▶ Material shown:

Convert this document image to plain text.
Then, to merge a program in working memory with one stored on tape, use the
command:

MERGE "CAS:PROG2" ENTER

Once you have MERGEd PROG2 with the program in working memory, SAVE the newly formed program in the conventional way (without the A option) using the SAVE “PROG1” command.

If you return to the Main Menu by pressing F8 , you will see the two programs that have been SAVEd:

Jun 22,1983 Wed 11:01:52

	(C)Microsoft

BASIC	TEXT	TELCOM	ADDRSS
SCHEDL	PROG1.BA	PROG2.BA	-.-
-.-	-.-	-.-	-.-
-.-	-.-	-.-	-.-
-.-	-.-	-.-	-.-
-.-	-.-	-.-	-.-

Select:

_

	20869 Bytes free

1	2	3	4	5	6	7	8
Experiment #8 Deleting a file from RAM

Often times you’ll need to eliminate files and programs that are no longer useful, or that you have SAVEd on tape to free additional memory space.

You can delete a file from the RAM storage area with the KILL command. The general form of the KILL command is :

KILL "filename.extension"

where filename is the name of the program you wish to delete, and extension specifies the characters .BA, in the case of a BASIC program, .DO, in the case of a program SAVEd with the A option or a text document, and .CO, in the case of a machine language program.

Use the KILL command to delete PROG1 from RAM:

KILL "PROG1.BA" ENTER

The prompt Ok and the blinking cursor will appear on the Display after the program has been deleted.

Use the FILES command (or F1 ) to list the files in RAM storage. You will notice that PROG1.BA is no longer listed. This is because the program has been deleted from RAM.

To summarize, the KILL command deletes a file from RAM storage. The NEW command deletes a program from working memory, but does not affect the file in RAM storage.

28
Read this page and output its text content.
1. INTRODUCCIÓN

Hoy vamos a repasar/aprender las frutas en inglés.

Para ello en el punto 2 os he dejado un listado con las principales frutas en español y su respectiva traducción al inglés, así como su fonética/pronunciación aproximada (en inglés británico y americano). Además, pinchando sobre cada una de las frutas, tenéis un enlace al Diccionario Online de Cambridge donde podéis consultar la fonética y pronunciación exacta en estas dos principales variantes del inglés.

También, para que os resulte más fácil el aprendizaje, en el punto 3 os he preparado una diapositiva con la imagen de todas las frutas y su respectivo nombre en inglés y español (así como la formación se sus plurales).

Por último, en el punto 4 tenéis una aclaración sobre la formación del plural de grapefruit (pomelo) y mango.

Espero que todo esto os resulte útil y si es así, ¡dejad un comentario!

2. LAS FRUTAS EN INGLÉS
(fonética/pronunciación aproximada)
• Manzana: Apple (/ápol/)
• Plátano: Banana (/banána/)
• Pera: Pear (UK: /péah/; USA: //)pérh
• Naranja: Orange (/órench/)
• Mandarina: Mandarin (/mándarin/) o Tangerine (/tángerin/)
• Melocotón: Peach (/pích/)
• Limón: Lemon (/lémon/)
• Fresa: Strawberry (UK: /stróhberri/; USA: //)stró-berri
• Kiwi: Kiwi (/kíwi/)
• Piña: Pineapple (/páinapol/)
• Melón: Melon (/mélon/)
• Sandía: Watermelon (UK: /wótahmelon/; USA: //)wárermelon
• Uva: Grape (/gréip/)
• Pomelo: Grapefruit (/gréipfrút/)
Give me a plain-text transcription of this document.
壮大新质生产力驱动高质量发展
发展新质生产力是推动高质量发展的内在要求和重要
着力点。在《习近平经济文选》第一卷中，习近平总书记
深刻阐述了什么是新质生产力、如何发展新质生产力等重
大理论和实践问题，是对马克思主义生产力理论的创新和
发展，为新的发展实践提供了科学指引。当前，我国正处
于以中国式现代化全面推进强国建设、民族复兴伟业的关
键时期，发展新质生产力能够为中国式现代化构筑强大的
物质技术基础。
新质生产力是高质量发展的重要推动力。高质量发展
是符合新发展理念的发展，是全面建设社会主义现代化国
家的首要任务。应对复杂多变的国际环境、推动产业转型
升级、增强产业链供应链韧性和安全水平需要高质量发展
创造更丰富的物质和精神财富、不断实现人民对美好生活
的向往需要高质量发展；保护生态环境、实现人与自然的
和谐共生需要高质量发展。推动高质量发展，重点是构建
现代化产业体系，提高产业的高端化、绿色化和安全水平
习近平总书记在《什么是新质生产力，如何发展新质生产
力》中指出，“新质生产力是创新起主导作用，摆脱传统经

▶ What needs to be done:
For this exercise, please retype exactly the lines in the listing from the line with "Give me a plain-text" through its last line, both ends included.

▶ Reply:
Give me a plain-text transcription of this document.
壮大新质生产力驱动高质量发展
发展新质生产力是推动高质量发展的内在要求和重要
着力点。在《习近平经济文选》第一卷中，习近平总书记
深刻阐述了什么是新质生产力、如何发展新质生产力等重
大理论和实践问题，是对马克思主义生产力理论的创新和
发展，为新的发展实践提供了科学指引。当前，我国正处
于以中国式现代化全面推进强国建设、民族复兴伟业的关
键时期，发展新质生产力能够为中国式现代化构筑强大的
物质技术基础。
新质生产力是高质量发展的重要推动力。高质量发展
是符合新发展理念的发展，是全面建设社会主义现代化国
家的首要任务。应对复杂多变的国际环境、推动产业转型
升级、增强产业链供应链韧性和安全水平需要高质量发展
创造更丰富的物质和精神财富、不断实现人民对美好生活
的向往需要高质量发展；保护生态环境、实现人与自然的
和谐共生需要高质量发展。推动高质量发展，重点是构建
现代化产业体系，提高产业的高端化、绿色化和安全水平
习近平总书记在《什么是新质生产力，如何发展新质生产
力》中指出，“新质生产力是创新起主导作用，摆脱传统经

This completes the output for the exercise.